* _Dataset records_:
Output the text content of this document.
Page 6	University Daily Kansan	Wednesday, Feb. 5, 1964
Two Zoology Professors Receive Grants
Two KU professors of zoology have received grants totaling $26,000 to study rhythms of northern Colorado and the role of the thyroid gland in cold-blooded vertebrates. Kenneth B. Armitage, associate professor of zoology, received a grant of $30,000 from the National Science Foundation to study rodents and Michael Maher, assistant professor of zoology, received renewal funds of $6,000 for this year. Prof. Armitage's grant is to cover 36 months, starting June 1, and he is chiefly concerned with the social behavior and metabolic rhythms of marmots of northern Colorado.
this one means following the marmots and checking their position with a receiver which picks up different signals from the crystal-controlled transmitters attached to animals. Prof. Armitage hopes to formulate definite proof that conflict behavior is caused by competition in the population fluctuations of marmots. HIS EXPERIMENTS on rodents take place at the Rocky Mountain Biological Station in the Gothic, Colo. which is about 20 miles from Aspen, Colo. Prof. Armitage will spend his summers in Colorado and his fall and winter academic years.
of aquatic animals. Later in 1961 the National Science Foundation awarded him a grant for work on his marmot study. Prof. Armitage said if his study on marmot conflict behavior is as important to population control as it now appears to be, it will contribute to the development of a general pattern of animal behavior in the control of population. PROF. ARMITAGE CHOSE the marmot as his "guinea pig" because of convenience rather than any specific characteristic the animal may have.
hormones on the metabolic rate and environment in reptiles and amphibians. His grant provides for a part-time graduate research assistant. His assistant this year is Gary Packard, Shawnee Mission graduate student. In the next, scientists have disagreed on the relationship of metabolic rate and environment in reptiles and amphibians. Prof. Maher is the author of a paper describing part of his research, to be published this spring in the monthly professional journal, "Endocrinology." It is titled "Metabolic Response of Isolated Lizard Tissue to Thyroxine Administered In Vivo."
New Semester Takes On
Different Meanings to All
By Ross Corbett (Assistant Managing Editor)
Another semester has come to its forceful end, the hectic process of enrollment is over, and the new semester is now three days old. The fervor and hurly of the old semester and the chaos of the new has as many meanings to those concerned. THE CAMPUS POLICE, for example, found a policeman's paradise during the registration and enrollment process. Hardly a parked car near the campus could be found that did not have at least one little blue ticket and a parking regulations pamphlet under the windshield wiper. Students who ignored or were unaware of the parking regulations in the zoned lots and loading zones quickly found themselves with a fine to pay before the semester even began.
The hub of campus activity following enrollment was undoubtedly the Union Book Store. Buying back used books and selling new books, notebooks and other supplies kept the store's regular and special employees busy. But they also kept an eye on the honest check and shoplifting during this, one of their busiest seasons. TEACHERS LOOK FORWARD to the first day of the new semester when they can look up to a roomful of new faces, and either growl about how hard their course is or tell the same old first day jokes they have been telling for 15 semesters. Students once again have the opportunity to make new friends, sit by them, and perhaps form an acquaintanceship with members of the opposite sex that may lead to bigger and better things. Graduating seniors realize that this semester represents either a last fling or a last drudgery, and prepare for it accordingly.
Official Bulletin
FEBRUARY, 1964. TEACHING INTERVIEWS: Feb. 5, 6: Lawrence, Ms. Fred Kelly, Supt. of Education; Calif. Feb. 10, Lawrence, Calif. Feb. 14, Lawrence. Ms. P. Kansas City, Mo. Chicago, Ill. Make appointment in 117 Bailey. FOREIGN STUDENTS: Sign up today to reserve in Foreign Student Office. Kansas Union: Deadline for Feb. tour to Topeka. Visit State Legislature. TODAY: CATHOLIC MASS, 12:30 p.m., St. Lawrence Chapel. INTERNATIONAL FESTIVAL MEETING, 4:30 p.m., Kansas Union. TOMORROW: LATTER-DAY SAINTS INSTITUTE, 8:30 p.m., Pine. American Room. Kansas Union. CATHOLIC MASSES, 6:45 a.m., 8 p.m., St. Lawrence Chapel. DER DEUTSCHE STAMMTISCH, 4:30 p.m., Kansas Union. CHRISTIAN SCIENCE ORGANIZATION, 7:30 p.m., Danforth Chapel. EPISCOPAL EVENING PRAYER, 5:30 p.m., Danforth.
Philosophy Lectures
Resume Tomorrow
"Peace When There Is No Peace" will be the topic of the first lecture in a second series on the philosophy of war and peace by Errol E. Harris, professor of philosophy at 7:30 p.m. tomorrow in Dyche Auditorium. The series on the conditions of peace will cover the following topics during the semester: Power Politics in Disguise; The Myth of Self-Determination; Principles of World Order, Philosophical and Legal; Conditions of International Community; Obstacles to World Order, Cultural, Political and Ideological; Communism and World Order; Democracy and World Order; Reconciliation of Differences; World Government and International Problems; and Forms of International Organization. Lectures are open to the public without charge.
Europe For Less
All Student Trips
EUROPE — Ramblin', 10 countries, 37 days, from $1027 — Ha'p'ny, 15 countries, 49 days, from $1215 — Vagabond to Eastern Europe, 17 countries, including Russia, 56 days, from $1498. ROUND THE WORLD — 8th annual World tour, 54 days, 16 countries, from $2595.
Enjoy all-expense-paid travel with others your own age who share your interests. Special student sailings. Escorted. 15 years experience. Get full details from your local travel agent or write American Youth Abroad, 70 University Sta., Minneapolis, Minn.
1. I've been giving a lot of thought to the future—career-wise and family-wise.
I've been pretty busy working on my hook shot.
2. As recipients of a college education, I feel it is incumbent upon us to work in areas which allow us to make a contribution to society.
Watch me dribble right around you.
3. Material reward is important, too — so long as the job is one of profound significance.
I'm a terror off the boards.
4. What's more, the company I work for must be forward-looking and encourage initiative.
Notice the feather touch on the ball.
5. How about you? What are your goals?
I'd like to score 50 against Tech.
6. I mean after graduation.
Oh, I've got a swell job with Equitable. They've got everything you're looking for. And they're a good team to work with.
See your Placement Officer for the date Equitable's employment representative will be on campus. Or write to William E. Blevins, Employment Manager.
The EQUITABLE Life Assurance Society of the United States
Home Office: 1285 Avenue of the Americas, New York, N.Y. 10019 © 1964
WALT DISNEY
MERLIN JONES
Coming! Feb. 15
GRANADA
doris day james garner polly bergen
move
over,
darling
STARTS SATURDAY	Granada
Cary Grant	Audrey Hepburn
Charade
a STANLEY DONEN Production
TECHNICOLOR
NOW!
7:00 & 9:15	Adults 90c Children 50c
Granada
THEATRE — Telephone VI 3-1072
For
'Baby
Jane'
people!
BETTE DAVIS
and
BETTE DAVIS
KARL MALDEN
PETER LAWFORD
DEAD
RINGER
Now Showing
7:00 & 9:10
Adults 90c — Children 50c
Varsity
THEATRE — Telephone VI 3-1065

* _Directions for this task_: Find all lines with "What" in them and copy each one.

* _Output for this task_:
4. What's more, the company I work for must be forward-looking and encourage initiative.
5. How about you? What are your goals?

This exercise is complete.